* EXERCISE DESCRIPTION
Filter the records below for the word "cells". Copy each line that holds it.

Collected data

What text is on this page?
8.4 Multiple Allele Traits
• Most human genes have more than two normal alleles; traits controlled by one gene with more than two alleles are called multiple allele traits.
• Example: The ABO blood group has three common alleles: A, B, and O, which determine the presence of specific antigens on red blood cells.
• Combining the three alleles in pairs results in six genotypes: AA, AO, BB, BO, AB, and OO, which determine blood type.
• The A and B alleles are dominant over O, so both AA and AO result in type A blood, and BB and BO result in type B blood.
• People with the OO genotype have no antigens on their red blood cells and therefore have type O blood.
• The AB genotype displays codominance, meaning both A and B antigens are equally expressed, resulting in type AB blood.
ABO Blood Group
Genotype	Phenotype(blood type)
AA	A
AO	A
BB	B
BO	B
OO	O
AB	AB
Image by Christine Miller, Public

* REPLY
• Example: The ABO blood group has three common alleles: A, B, and O, which determine the presence of specific antigens on red blood cells.
• People with the OO genotype have no antigens on their red blood cells and therefore have type O blood.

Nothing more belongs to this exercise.